Data records:
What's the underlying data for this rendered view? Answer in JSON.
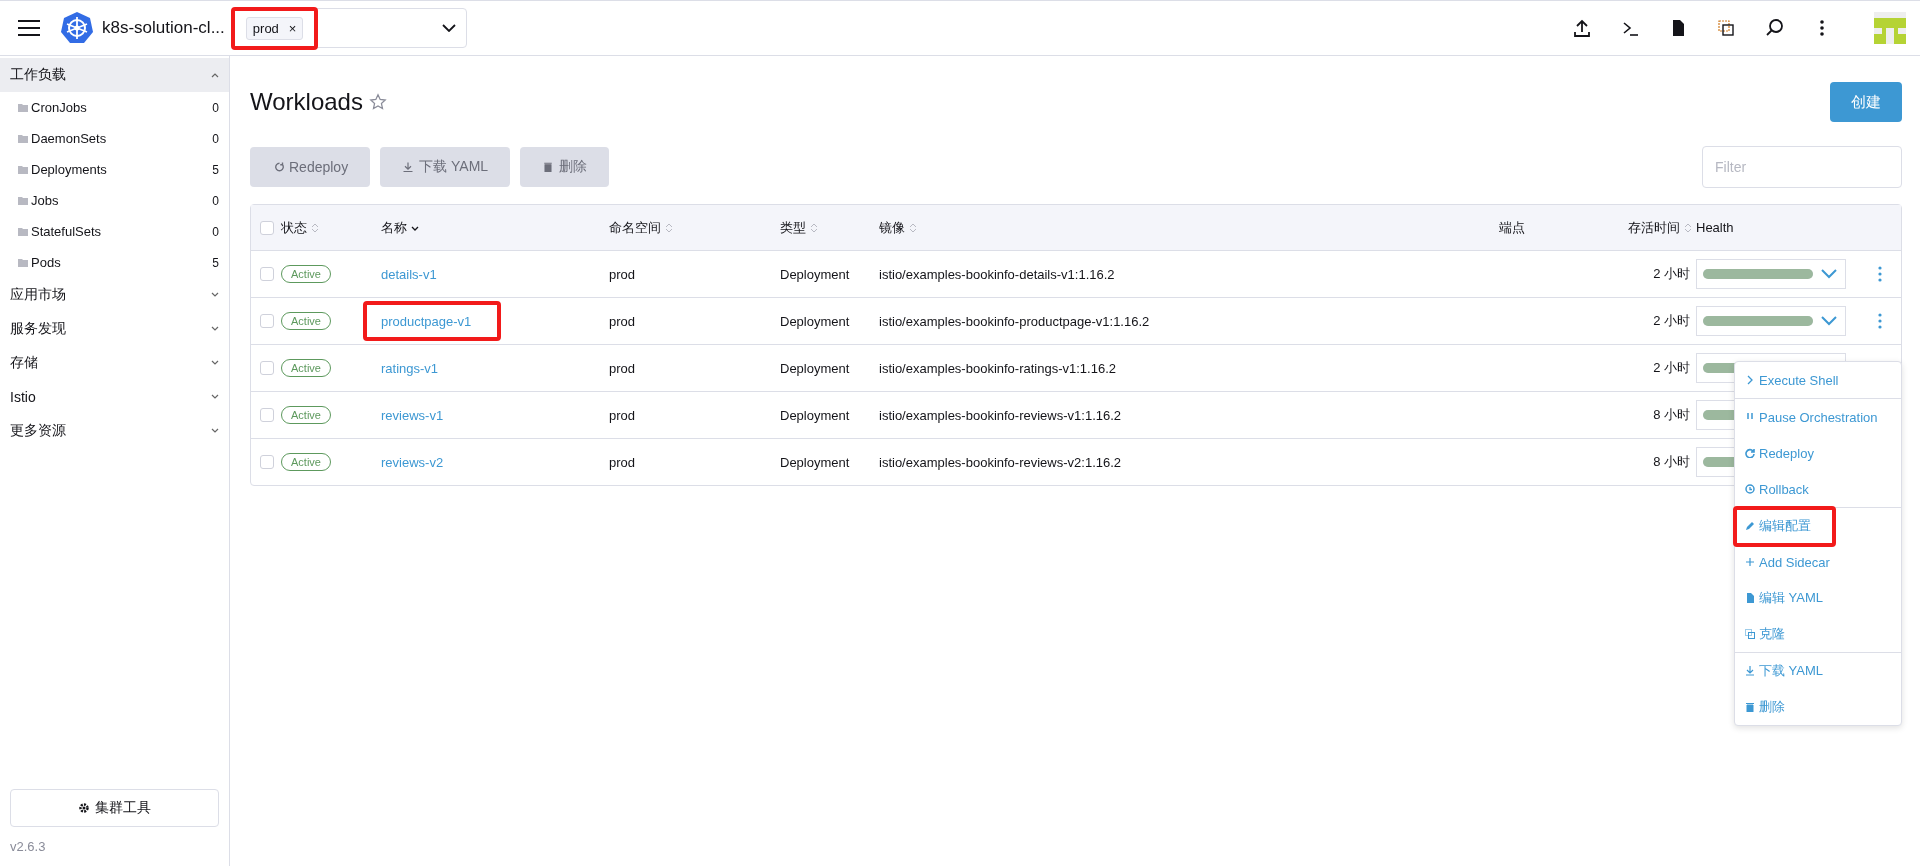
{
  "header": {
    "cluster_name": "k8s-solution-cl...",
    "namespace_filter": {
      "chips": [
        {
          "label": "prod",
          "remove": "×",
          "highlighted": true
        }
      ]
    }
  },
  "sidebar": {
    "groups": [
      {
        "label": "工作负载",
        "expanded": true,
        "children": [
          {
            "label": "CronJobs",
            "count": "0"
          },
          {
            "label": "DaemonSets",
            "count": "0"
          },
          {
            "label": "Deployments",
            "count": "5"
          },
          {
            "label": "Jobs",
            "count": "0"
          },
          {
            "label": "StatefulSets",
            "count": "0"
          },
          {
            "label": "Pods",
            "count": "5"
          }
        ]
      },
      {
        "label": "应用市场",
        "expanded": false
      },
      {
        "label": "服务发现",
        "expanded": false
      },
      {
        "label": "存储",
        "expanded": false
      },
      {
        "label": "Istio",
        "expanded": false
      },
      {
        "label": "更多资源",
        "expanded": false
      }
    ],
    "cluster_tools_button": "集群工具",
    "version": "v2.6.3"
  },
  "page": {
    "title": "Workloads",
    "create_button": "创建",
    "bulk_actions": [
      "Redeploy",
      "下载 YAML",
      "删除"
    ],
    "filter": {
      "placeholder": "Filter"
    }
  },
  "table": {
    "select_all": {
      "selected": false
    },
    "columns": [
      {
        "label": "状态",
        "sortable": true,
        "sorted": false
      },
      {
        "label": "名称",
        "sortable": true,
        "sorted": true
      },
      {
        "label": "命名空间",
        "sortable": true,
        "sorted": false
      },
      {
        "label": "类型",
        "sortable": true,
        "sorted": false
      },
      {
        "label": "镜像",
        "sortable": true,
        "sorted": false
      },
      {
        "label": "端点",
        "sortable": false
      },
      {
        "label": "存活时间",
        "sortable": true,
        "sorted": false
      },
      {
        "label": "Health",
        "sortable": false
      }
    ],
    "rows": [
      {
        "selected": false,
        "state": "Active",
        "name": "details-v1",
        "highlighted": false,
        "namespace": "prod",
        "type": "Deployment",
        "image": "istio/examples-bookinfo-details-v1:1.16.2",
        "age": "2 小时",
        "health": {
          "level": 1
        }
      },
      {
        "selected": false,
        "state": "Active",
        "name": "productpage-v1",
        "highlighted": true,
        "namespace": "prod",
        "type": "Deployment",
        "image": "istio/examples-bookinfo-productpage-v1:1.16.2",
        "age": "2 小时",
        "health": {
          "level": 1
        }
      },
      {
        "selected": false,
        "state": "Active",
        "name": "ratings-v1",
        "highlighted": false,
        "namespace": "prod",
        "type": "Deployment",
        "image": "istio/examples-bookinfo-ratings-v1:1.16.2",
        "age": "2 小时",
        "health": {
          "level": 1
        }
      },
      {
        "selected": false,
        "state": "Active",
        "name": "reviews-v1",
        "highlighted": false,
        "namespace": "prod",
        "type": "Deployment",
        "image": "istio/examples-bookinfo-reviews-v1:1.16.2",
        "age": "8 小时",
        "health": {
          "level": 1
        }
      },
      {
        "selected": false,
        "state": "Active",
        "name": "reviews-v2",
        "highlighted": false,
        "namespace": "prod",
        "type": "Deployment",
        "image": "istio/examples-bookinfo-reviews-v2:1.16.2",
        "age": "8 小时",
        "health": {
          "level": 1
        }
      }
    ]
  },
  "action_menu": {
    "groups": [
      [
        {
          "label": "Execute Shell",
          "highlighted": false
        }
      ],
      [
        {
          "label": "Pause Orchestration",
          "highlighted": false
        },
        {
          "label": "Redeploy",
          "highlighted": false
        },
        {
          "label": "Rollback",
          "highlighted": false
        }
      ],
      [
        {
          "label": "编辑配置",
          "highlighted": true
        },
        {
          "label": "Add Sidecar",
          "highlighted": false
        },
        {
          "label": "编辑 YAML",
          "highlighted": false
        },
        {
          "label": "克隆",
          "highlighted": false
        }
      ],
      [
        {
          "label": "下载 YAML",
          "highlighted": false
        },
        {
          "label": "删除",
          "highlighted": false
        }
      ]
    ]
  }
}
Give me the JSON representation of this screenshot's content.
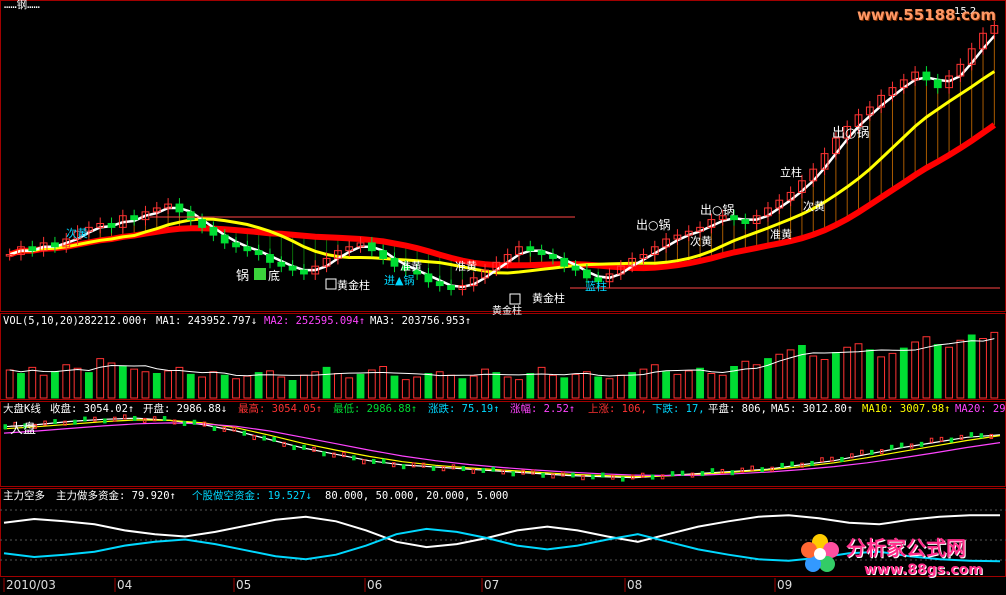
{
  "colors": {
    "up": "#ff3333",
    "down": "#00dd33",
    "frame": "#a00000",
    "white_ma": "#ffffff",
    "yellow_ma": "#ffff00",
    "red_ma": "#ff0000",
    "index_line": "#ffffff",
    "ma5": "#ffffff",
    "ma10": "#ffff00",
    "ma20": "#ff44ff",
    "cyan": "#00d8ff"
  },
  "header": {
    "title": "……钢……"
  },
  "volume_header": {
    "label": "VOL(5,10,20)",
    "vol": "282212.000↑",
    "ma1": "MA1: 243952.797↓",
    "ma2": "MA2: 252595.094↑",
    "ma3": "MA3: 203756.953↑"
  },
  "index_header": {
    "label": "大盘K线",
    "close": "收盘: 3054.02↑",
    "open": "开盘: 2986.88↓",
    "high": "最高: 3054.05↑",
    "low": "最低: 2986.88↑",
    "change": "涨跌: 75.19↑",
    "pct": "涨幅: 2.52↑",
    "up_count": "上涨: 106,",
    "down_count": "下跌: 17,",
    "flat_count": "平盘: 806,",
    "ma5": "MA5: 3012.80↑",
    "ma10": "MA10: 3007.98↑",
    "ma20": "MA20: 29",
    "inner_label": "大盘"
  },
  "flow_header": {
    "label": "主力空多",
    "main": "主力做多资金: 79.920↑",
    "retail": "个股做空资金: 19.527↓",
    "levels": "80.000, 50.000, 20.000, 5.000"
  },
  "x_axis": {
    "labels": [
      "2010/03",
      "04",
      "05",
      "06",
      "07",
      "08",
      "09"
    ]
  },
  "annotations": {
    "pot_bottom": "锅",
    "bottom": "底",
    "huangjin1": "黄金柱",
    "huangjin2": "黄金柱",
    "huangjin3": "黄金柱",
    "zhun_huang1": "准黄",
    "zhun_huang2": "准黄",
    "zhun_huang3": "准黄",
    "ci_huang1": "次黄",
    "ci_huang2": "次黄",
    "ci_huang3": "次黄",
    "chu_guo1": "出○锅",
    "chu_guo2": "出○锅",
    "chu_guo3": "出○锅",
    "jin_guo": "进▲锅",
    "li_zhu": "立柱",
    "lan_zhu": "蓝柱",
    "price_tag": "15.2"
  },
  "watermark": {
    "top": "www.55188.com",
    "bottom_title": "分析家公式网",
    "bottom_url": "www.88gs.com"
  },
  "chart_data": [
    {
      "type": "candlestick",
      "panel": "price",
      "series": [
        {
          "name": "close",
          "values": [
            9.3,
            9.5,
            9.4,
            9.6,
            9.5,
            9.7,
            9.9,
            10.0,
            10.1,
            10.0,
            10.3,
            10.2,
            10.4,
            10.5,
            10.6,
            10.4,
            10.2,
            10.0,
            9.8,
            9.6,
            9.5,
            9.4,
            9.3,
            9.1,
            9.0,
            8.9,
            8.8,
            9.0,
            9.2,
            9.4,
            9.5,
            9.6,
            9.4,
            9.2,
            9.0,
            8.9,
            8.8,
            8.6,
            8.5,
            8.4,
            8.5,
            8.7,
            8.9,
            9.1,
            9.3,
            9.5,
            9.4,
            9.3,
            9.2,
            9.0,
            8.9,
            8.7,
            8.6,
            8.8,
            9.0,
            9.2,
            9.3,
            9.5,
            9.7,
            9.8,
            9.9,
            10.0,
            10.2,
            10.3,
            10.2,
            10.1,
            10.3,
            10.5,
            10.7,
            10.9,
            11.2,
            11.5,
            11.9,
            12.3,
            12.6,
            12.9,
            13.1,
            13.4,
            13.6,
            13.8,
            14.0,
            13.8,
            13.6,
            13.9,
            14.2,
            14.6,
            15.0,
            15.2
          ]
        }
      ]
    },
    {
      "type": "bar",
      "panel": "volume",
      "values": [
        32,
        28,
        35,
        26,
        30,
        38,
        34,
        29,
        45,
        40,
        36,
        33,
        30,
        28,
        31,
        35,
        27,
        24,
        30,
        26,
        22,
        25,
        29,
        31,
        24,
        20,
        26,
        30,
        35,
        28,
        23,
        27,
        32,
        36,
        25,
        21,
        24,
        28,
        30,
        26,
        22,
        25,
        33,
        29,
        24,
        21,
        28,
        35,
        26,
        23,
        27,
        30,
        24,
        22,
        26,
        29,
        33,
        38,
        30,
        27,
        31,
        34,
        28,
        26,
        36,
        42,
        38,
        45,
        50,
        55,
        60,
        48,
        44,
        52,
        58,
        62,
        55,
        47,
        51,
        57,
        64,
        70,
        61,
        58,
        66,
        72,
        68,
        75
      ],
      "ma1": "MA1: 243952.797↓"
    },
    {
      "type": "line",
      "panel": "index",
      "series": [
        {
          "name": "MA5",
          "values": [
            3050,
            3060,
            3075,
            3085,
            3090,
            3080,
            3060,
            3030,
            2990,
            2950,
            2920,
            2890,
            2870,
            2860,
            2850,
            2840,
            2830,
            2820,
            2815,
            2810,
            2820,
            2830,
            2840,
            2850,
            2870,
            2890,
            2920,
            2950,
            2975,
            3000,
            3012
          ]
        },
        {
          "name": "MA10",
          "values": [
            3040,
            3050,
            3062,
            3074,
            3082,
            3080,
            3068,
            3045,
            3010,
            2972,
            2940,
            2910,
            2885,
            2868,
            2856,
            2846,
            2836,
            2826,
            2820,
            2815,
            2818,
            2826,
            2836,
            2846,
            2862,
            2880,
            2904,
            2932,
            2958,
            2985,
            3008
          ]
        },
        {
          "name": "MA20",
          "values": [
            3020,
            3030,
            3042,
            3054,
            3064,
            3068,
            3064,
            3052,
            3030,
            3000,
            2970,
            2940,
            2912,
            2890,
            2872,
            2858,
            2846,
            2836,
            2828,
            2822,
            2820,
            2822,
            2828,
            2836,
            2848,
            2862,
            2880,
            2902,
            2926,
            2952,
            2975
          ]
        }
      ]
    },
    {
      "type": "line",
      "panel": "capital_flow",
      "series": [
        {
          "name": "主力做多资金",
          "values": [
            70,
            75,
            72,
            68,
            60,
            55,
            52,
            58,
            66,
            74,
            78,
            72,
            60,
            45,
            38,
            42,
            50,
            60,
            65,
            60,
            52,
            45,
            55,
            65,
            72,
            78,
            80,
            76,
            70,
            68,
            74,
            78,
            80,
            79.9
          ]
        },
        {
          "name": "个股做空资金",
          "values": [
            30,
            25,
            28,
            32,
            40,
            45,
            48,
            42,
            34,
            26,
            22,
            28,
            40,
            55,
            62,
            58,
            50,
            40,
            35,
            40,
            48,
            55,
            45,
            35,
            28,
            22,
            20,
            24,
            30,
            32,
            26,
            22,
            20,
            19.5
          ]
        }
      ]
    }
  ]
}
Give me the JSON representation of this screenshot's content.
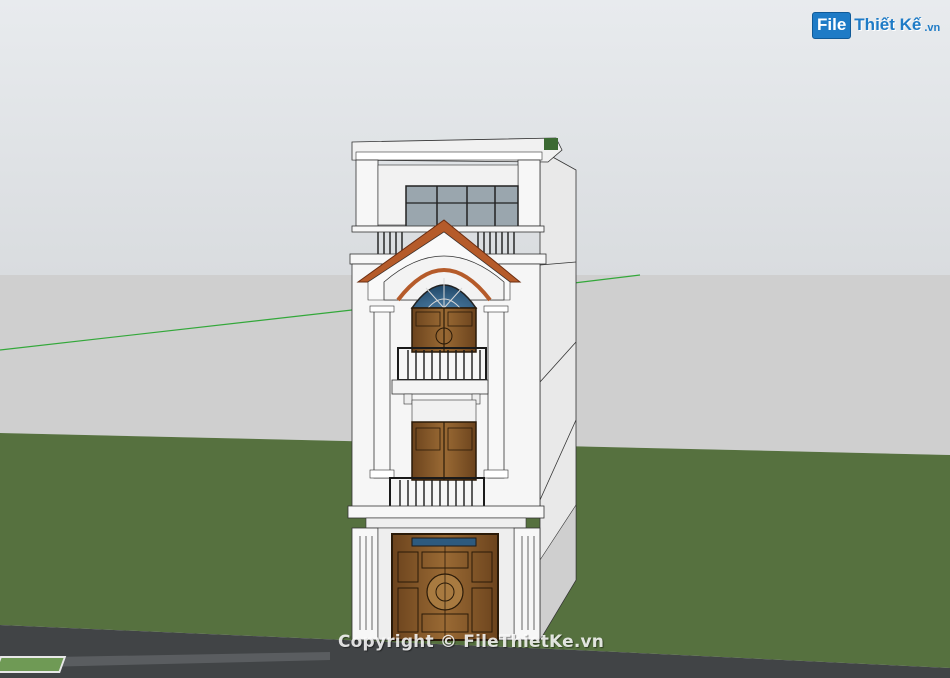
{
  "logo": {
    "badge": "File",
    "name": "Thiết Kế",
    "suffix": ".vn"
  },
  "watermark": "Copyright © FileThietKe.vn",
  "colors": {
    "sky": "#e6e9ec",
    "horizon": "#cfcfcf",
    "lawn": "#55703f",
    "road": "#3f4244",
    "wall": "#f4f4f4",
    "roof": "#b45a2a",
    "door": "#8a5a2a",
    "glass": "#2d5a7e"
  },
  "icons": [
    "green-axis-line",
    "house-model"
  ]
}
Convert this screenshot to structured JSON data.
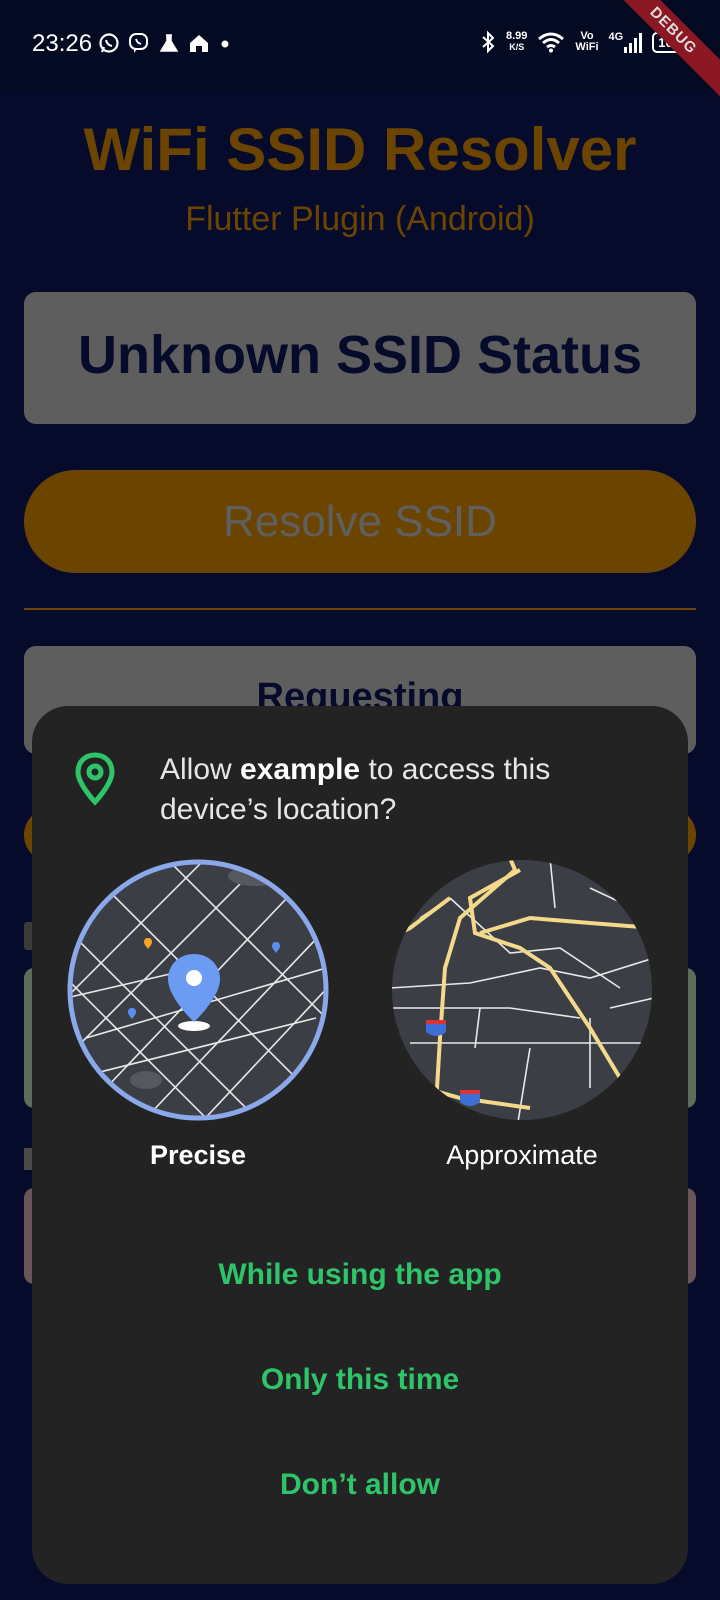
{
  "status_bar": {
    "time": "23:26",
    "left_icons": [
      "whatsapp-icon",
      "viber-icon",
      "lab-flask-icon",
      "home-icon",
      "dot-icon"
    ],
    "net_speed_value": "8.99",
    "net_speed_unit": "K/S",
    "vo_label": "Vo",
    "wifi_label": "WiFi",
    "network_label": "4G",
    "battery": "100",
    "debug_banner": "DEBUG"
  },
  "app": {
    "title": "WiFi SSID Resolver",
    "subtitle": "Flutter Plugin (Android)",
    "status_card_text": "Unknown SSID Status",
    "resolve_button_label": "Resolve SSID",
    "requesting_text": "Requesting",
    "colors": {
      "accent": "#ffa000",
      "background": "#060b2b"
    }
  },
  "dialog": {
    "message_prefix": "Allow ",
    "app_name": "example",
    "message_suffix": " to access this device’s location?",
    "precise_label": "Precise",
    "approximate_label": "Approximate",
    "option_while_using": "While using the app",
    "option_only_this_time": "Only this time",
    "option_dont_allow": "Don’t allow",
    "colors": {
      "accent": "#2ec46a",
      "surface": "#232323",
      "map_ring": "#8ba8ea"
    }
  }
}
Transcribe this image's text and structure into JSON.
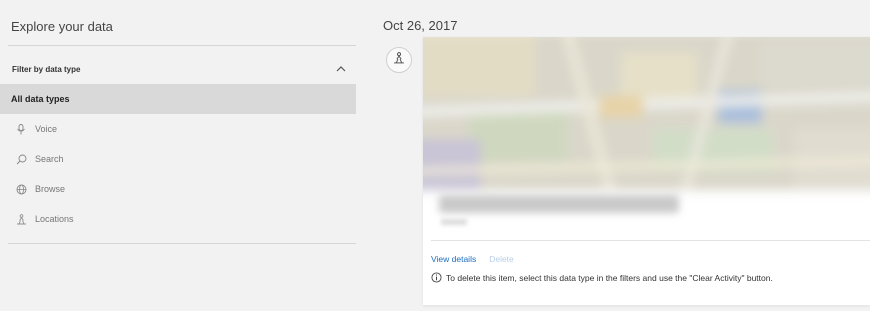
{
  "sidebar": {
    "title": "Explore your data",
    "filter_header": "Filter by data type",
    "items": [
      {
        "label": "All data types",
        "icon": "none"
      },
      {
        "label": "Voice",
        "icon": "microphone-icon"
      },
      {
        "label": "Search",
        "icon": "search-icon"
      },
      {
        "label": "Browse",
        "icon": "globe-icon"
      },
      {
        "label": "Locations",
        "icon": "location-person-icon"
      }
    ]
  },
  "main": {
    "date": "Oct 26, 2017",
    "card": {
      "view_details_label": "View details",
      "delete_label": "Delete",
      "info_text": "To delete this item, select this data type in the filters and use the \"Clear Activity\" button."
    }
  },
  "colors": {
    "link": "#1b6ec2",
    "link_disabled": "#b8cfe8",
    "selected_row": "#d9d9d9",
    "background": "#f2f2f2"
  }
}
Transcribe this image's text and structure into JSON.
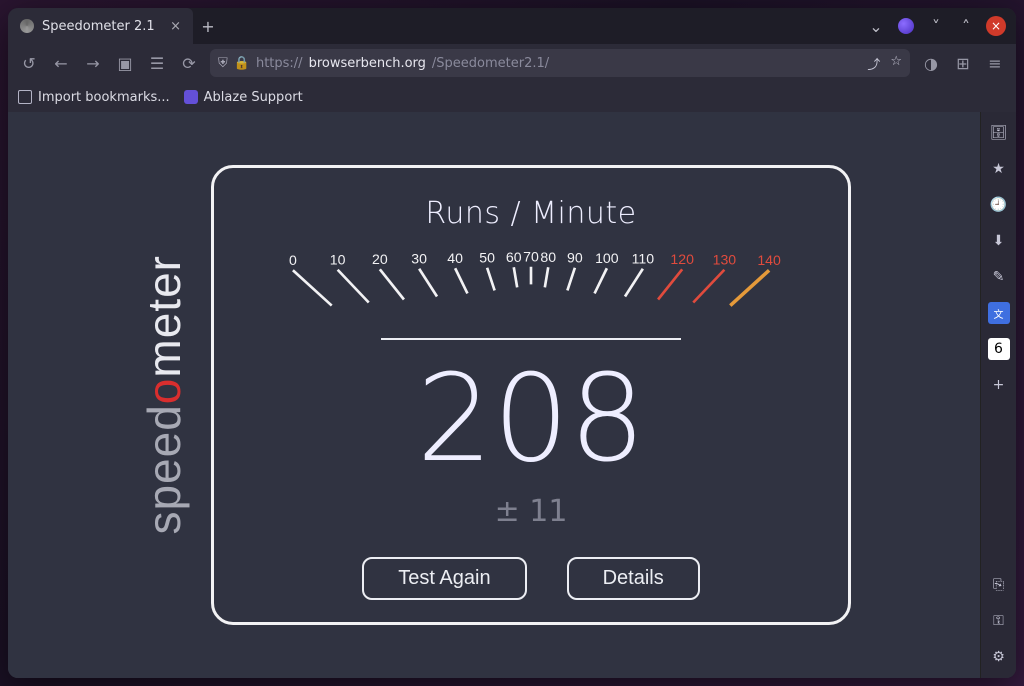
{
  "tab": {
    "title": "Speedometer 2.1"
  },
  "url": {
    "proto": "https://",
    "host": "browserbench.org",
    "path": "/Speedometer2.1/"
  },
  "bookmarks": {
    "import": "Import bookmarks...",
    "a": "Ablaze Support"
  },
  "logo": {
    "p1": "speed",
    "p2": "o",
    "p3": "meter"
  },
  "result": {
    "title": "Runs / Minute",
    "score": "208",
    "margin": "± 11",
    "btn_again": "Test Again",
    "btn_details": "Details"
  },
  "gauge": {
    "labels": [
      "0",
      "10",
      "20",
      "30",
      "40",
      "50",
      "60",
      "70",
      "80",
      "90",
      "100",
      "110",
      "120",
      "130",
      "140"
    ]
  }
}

Your goal: Which lines contain "reviews"? Copy each of them out.

Result of the task:
        "name": "reviews-v1",
        "image": "istio/examples-bookinfo-reviews-v1:1.16.2",
        "name": "reviews-v2",
        "image": "istio/examples-bookinfo-reviews-v2:1.16.2",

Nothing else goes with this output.